# Records supplied start
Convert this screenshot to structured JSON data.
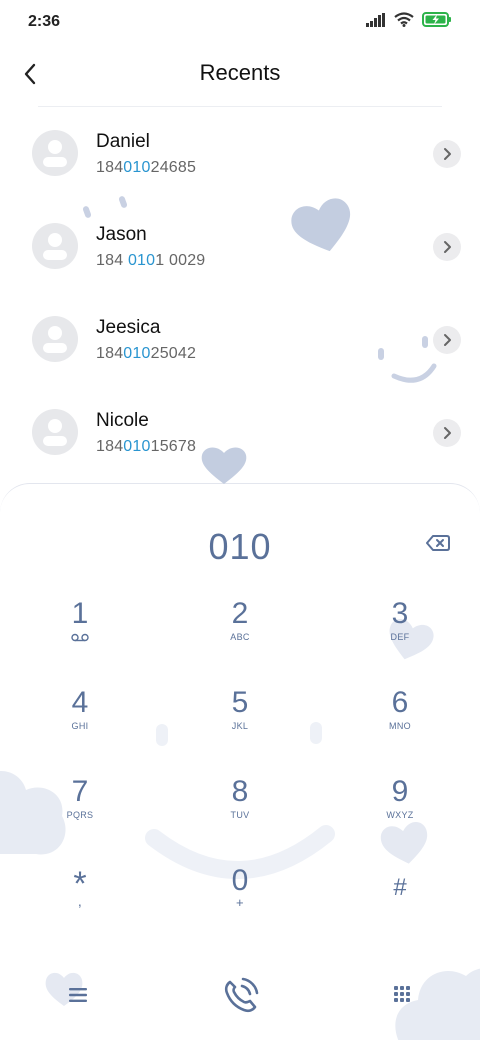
{
  "status": {
    "time": "2:36"
  },
  "header": {
    "title": "Recents"
  },
  "contacts": [
    {
      "name": "Daniel",
      "num_pre": "184",
      "num_hl": "010",
      "num_post": "24685"
    },
    {
      "name": "Jason",
      "num_pre": "184 ",
      "num_hl": "010",
      "num_post": "1 0029"
    },
    {
      "name": "Jeesica",
      "num_pre": "184",
      "num_hl": "010",
      "num_post": "25042"
    },
    {
      "name": "Nicole",
      "num_pre": "184",
      "num_hl": "010",
      "num_post": "15678"
    }
  ],
  "dialpad": {
    "display": "010",
    "keys": [
      {
        "digit": "1",
        "letters": ""
      },
      {
        "digit": "2",
        "letters": "ABC"
      },
      {
        "digit": "3",
        "letters": "DEF"
      },
      {
        "digit": "4",
        "letters": "GHI"
      },
      {
        "digit": "5",
        "letters": "JKL"
      },
      {
        "digit": "6",
        "letters": "MNO"
      },
      {
        "digit": "7",
        "letters": "PQRS"
      },
      {
        "digit": "8",
        "letters": "TUV"
      },
      {
        "digit": "9",
        "letters": "WXYZ"
      },
      {
        "digit": "*",
        "letters": ","
      },
      {
        "digit": "0",
        "letters": "+"
      },
      {
        "digit": "#",
        "letters": ""
      }
    ]
  },
  "colors": {
    "accent": "#5a7199",
    "highlight": "#2a95d0",
    "decoration": "#c9d1e3"
  }
}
# Records supplied end
(Written problem):
Pick out each line in the material containing "digit".

(Written solution):
        "digit": "1",
        "digit": "2",
        "digit": "3",
        "digit": "4",
        "digit": "5",
        "digit": "6",
        "digit": "7",
        "digit": "8",
        "digit": "9",
        "digit": "*",
        "digit": "0",
        "digit": "#",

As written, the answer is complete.